Scan the data below for lines holding the word "science", and copy each line found.

Images of pages and their text:

....................

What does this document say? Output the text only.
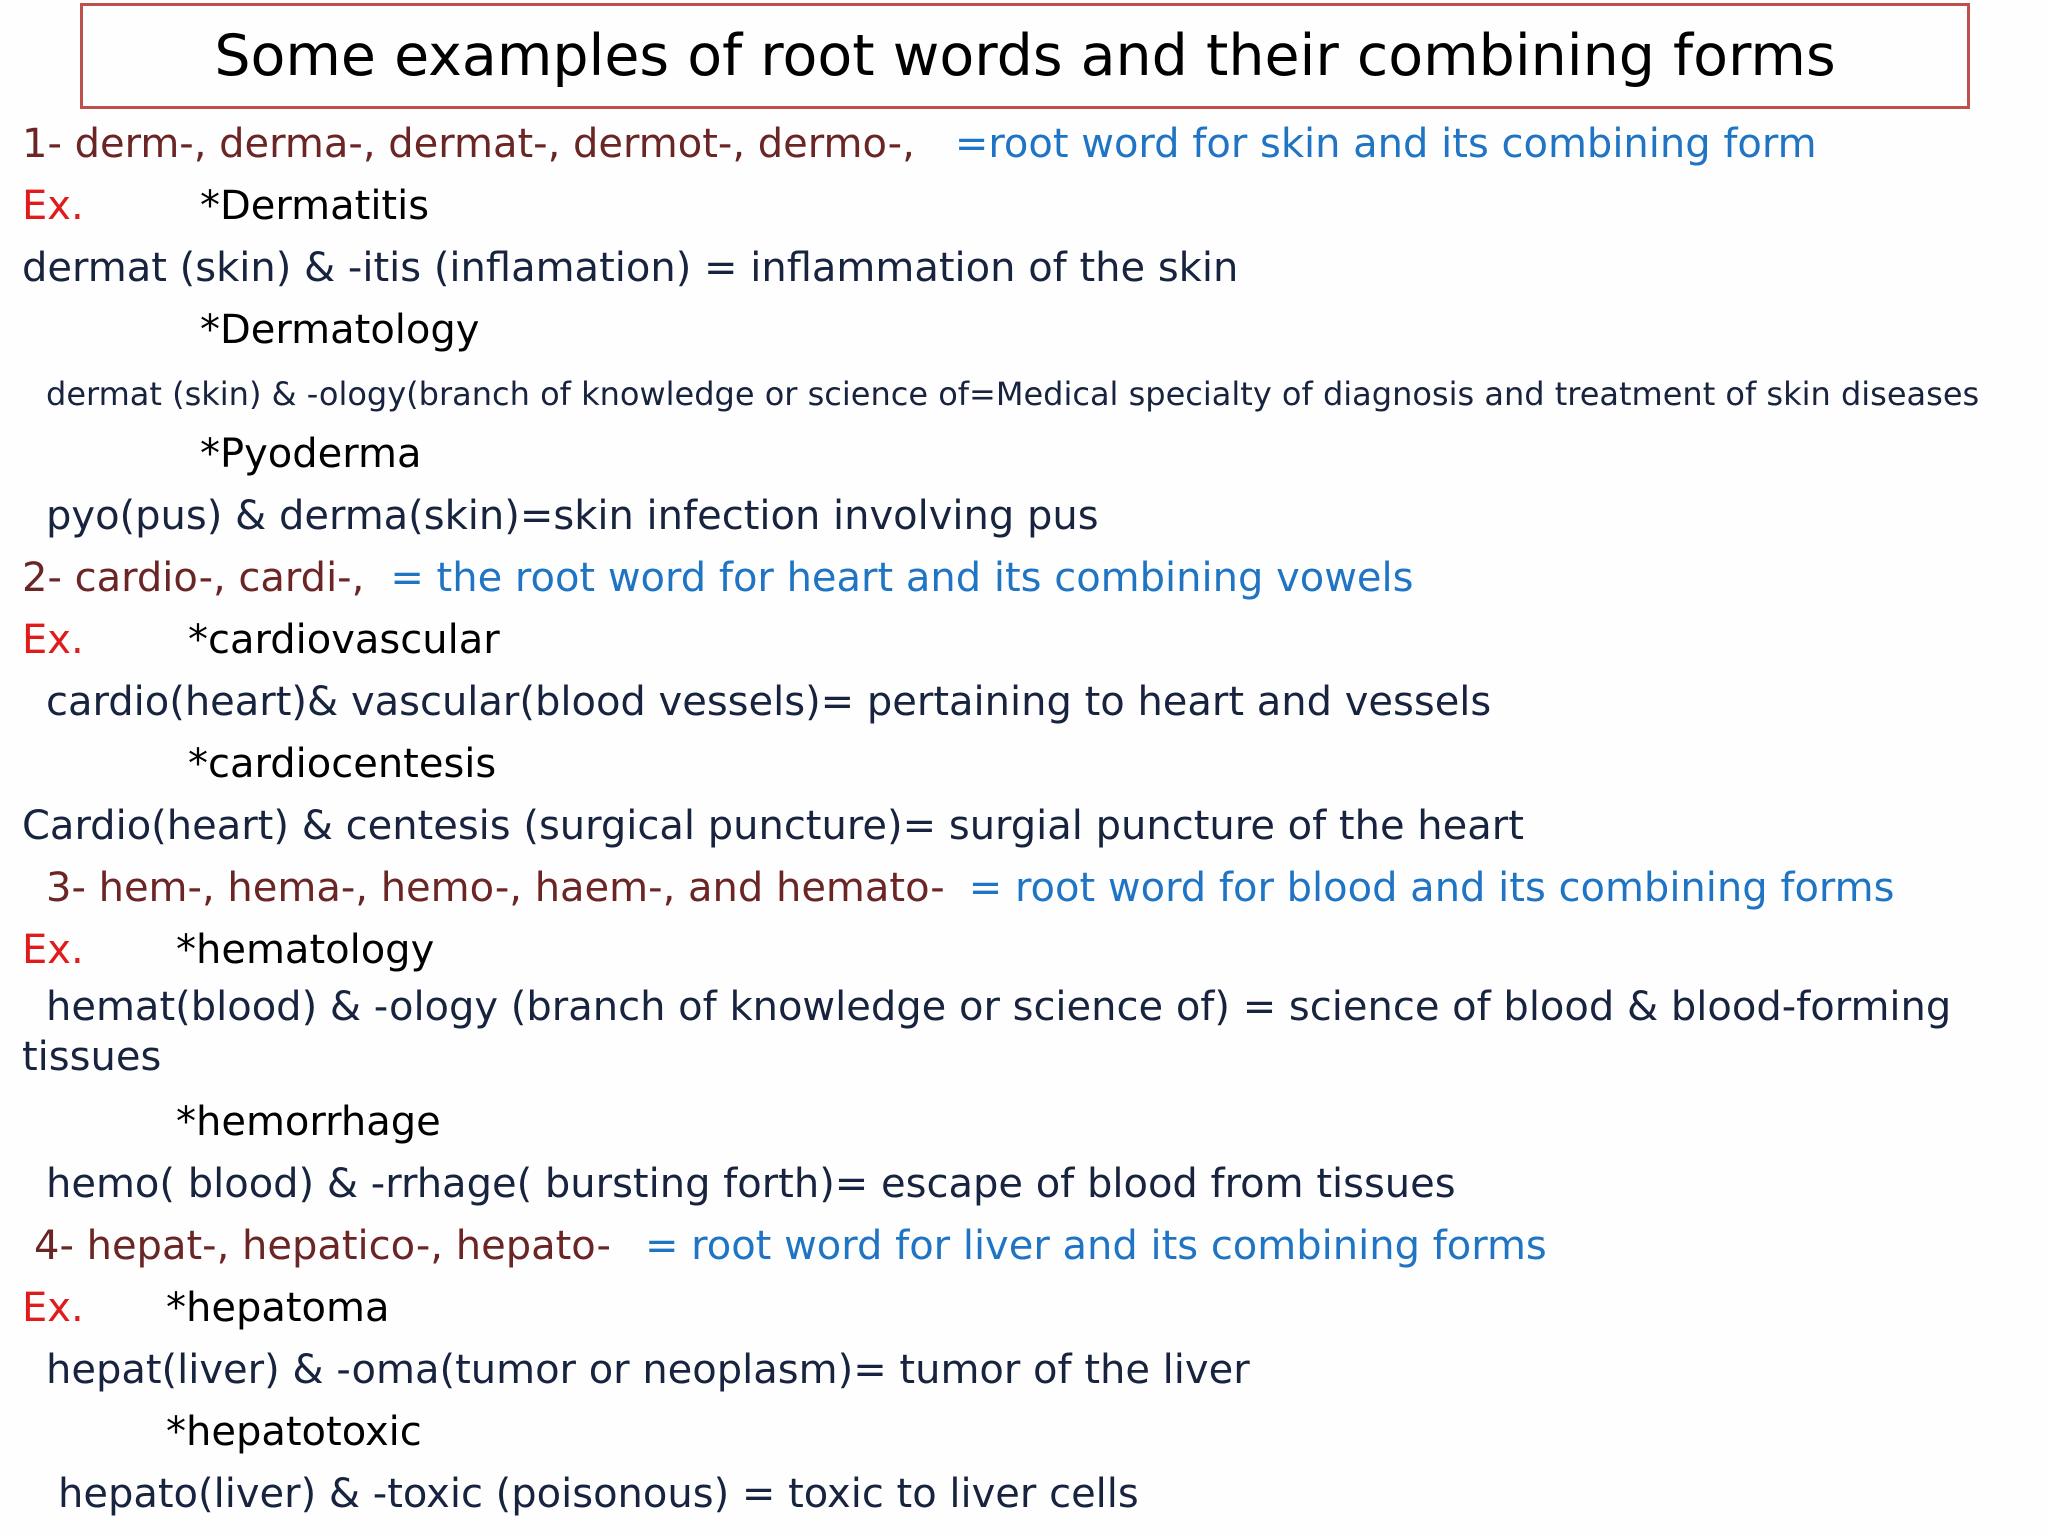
Some examples of root words and their combining forms
1- derm-, derma-, dermat-, dermot-, dermo-, =root word for skin and its combining form
Ex.	*Dermatitis
dermat (skin) & -itis (inflamation) = inflammation of the skin
*Dermatology
dermat (skin) & -ology(branch of knowledge or science of=Medical specialty of diagnosis and treatment of skin diseases
*Pyoderma
pyo(pus) & derma(skin)=skin infection involving pus
2- cardio-, cardi-, = the root word for heart and its combining vowels
Ex.	*cardiovascular
cardio(heart)& vascular(blood vessels)= pertaining to heart and vessels
*cardiocentesis
Cardio(heart) & centesis (surgical puncture)= surgial puncture of the heart
3- hem-, hema-, hemo-, haem-, and hemato- = root word for blood and its combining forms
Ex. *hematology
hemat(blood) & -ology (branch of knowledge or science of) = science of blood & blood-forming tissues
*hemorrhage
hemo( blood) & -rrhage( bursting forth)= escape of blood from tissues
4- hepat-, hepatico-, hepato- = root word for liver and its combining forms
Ex. *hepatoma
hepat(liver) & -oma(tumor or neoplasm)= tumor of the liver
*hepatotoxic
hepato(liver) & -toxic (poisonous) = toxic to liver cells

....................

> [Exercise response]
dermat (skin) & -ology(branch of knowledge or science of=Medical specialty of diagnosis and treatment of skin diseases
hemat(blood) & -ology (branch of knowledge or science of) = science of blood & blood-forming tissues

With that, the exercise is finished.